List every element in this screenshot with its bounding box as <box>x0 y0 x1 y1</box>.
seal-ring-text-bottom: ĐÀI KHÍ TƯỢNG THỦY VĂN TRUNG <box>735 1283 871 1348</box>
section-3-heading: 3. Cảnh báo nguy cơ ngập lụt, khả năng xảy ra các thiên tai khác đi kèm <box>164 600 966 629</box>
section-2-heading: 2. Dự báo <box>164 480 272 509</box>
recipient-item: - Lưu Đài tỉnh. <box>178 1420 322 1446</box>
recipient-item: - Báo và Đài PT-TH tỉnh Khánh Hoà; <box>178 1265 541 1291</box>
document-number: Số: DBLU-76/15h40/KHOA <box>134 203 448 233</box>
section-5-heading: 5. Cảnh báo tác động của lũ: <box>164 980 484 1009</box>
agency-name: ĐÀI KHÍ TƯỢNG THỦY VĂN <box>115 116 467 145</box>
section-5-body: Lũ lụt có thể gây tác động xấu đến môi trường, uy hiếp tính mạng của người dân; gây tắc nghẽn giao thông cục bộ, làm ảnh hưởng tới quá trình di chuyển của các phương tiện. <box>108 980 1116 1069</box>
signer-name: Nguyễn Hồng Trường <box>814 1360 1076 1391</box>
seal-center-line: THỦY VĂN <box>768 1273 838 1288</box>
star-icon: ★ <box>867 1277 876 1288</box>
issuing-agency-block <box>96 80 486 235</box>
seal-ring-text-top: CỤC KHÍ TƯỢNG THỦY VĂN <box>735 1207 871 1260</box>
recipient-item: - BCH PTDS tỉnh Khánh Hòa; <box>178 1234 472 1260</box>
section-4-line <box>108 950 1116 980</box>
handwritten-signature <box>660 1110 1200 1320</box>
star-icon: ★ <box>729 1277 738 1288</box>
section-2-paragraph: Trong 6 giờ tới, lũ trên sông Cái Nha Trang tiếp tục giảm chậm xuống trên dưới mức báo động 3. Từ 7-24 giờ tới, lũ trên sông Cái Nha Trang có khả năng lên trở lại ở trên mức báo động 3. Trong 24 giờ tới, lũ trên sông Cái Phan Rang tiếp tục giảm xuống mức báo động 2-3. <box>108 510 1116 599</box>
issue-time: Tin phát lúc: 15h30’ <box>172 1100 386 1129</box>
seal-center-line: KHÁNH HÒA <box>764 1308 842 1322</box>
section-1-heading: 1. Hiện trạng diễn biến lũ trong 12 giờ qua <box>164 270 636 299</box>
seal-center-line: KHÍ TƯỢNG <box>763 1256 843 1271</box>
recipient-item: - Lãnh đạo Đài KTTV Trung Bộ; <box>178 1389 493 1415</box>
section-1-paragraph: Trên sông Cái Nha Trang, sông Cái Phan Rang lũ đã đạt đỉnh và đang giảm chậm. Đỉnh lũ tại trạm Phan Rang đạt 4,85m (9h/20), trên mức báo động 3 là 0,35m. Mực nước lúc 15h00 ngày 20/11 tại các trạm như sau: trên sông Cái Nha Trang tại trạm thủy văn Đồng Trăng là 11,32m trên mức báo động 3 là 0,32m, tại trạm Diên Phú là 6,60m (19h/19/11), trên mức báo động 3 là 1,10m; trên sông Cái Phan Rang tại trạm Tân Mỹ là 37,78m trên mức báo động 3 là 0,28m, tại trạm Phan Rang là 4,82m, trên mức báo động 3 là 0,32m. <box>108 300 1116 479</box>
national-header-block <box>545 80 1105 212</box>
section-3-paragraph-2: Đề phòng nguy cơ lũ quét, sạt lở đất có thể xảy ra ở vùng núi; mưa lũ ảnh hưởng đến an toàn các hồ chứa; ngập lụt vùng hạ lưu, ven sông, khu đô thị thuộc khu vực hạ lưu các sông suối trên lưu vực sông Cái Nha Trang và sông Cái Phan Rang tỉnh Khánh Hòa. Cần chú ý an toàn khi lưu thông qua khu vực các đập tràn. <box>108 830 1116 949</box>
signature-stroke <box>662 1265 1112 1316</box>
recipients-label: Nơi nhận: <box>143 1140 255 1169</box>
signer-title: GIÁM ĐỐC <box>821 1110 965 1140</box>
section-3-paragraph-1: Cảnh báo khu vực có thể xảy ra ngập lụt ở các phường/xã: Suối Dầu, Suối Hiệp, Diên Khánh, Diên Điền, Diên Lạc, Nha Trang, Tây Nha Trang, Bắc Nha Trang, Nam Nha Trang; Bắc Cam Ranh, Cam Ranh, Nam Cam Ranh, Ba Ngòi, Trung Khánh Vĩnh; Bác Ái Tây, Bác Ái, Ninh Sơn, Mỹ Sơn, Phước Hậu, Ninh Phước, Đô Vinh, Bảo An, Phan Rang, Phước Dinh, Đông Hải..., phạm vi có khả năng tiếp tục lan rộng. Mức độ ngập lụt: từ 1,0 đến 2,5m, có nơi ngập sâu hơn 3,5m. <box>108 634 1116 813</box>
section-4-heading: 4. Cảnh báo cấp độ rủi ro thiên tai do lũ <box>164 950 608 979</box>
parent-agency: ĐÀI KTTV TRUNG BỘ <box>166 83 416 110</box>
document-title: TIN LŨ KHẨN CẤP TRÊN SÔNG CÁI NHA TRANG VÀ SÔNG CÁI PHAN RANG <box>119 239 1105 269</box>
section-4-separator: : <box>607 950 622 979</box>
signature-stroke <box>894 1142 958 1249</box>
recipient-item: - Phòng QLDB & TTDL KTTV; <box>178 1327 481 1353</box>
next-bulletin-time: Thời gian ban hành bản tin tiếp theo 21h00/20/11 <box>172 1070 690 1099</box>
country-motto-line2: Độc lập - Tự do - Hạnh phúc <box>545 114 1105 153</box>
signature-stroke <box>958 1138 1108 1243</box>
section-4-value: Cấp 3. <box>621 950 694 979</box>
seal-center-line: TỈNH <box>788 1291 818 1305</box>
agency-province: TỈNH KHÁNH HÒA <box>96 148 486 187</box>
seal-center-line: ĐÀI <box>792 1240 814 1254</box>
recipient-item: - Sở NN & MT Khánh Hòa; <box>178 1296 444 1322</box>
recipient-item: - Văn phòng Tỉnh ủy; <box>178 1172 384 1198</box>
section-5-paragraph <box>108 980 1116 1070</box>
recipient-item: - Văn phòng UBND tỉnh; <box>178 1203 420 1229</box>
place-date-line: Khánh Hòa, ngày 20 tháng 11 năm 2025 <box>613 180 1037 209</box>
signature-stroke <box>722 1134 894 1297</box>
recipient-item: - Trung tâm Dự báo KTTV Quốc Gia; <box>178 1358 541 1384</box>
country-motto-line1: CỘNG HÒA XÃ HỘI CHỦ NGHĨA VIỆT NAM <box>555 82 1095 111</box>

*Requirement*:
Output the items again without changes, starting at the very first line and ending with the line that contains "section-2-heading: 2. Dự", both included.

*Full output*:
List every element in this screenshot with its bounding box as <box>x0 y0 x1 y1</box>.
seal-ring-text-bottom: ĐÀI KHÍ TƯỢNG THỦY VĂN TRUNG <box>735 1283 871 1348</box>
section-3-heading: 3. Cảnh báo nguy cơ ngập lụt, khả năng xảy ra các thiên tai khác đi kèm <box>164 600 966 629</box>
section-2-heading: 2. Dự báo <box>164 480 272 509</box>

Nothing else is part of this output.